start
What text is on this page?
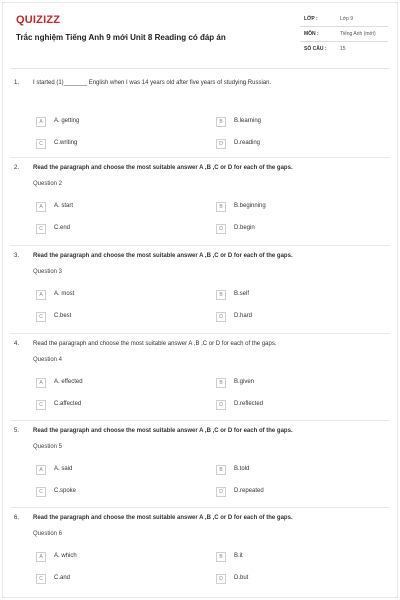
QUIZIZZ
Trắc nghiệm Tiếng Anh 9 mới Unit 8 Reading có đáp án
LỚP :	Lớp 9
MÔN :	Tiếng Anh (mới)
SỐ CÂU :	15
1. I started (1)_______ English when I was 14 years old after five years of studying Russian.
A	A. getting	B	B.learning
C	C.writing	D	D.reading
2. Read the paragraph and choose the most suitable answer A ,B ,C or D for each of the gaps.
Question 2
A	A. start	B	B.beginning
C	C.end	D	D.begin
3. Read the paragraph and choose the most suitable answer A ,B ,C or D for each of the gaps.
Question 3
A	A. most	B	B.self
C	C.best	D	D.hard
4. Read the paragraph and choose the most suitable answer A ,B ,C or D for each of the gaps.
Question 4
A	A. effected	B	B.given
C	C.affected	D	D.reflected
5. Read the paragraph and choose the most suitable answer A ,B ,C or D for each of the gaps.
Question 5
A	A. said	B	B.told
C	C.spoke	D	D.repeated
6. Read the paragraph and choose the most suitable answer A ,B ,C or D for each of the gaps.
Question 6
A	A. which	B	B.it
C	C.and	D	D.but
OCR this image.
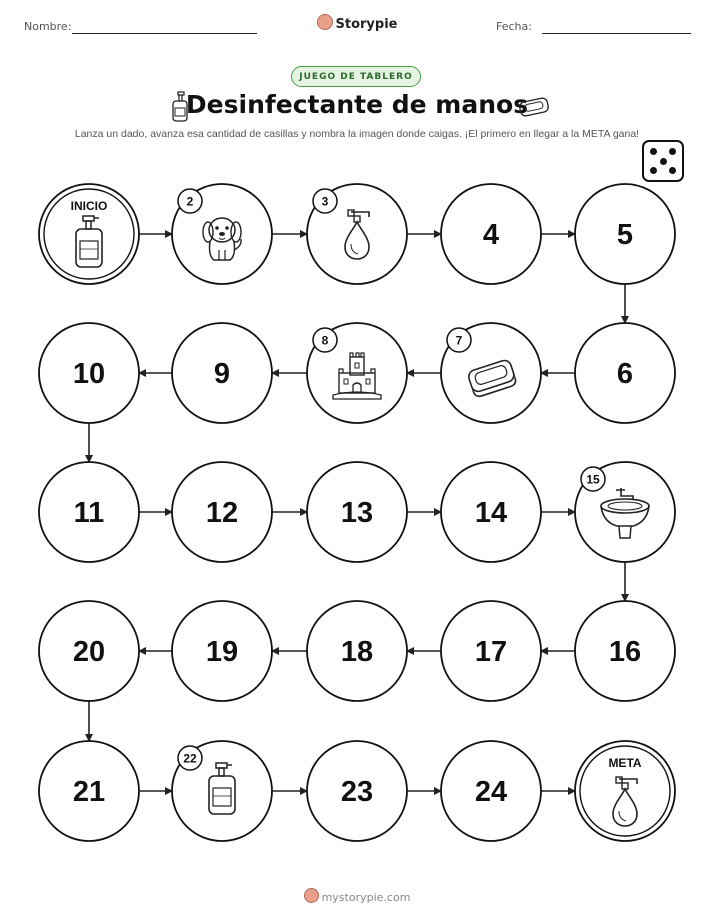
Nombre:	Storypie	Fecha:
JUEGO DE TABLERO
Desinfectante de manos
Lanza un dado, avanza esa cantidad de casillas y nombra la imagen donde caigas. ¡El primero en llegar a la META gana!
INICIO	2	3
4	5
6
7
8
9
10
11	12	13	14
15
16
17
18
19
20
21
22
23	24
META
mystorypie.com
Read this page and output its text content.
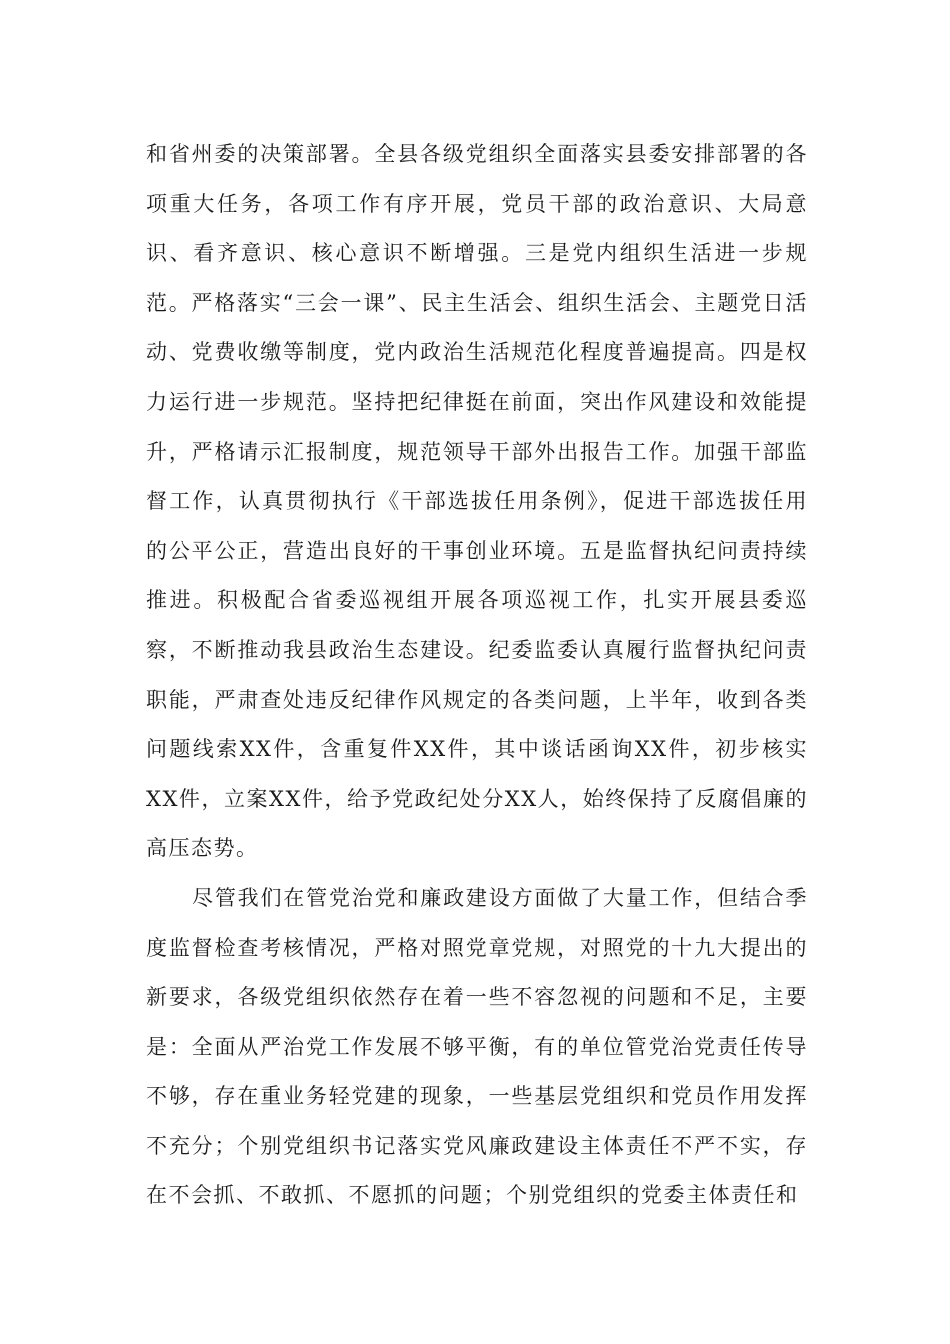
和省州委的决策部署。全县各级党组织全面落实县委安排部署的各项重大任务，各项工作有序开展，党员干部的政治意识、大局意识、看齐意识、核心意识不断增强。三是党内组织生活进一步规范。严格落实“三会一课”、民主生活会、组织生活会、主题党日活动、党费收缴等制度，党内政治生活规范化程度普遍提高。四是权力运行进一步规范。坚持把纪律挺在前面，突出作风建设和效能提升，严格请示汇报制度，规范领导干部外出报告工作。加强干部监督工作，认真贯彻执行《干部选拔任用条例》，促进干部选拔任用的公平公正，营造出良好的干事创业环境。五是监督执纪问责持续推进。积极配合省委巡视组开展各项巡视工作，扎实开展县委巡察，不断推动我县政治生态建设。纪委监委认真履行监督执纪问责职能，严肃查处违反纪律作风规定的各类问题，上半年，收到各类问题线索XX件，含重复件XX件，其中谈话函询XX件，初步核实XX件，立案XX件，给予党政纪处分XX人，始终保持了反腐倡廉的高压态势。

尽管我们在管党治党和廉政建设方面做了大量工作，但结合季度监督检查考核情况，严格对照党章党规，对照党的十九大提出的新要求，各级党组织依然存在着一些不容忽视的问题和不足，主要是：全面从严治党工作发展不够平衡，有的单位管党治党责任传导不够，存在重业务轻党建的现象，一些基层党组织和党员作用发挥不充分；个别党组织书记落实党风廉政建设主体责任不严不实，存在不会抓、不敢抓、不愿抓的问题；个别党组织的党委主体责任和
end
start
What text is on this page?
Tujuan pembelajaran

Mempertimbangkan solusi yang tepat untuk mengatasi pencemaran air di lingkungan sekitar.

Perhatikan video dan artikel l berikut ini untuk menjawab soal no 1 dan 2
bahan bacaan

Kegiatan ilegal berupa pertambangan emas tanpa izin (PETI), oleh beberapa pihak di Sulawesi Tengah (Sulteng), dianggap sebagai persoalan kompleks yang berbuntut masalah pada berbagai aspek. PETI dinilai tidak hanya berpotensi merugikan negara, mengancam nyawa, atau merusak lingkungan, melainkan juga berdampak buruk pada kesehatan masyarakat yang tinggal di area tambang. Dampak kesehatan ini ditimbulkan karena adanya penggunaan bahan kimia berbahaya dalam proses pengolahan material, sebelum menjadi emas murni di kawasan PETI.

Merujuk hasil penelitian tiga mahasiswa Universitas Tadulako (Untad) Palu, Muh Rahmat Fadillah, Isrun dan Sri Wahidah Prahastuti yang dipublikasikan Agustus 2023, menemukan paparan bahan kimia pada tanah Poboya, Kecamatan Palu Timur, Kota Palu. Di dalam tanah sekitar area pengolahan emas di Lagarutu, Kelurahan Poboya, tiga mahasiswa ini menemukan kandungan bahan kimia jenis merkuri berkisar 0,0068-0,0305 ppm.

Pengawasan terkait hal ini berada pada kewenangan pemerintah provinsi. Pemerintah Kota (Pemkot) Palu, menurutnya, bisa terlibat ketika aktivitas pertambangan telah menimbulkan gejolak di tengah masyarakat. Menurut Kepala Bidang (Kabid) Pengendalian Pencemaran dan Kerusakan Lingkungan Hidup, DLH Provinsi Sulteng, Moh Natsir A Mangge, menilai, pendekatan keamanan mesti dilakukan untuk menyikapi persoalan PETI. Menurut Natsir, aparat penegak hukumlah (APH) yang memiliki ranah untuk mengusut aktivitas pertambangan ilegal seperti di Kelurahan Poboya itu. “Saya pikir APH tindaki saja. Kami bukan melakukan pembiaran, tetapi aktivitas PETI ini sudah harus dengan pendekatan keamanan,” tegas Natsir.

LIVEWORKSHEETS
end
start
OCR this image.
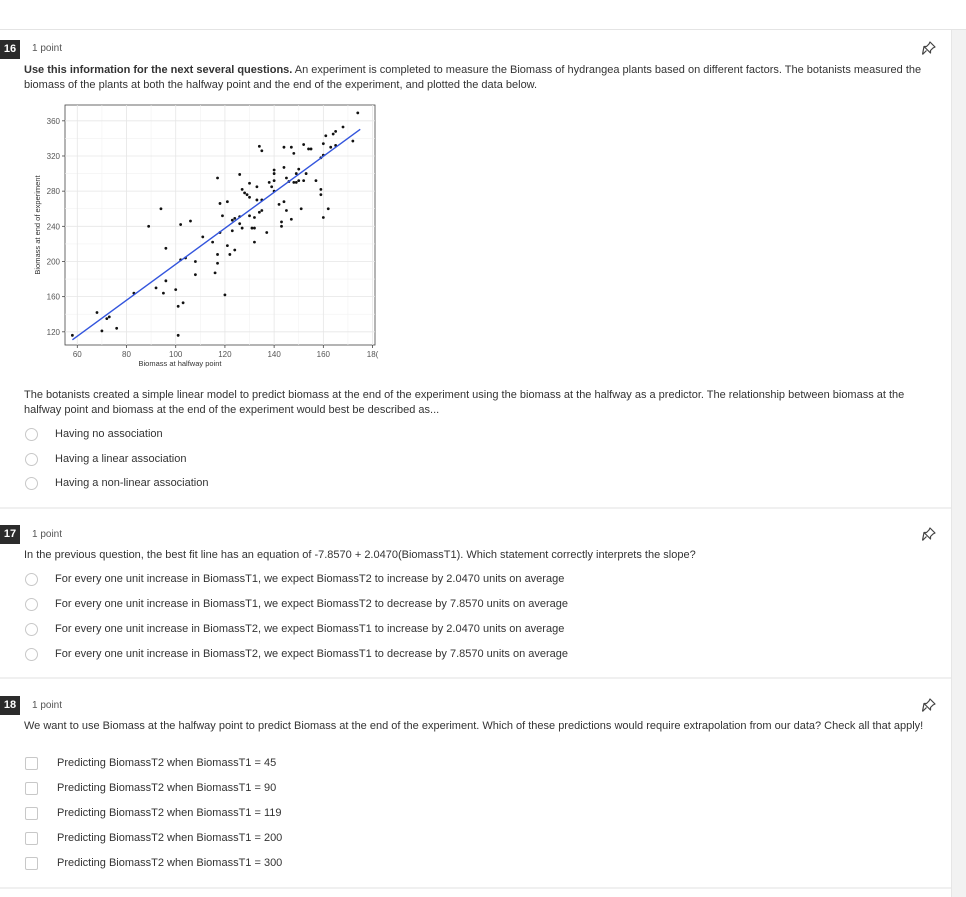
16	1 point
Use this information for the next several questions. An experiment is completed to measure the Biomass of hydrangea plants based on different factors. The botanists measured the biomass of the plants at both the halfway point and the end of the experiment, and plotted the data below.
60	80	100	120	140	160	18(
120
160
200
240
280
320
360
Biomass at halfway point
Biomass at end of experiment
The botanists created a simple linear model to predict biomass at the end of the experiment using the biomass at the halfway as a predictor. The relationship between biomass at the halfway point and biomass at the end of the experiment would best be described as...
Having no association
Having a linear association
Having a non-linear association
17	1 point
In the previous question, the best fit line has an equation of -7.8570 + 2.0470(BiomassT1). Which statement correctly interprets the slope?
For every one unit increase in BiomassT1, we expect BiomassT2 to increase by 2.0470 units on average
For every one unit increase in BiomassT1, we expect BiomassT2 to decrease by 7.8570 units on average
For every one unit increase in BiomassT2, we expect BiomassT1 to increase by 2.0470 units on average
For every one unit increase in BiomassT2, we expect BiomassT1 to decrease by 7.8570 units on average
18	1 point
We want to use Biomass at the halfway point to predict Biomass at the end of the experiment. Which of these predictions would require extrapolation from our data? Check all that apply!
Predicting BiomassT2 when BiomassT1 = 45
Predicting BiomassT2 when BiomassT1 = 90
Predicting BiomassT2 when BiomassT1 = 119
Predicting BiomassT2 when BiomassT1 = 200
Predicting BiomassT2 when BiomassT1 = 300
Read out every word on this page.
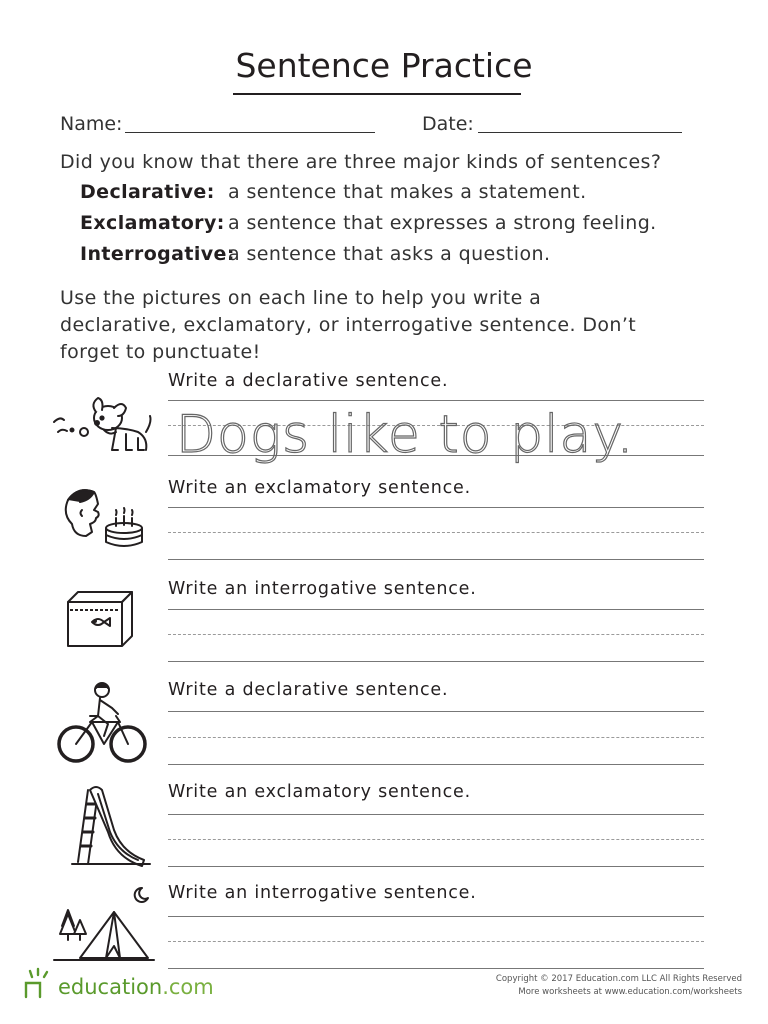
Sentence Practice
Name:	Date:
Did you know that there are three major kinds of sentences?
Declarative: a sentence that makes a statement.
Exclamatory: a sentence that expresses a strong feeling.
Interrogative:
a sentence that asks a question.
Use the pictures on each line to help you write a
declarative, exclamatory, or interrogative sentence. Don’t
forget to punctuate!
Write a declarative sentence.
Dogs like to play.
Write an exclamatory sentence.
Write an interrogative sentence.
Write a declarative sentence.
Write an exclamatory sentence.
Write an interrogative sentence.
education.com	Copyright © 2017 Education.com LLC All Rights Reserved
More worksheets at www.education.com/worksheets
end
# REQUIREMENT
Which lines of the material contain the string "Having"? List each of them.

# WORKED ANSWER
Having no association
Having a linear association
Having a non-linear association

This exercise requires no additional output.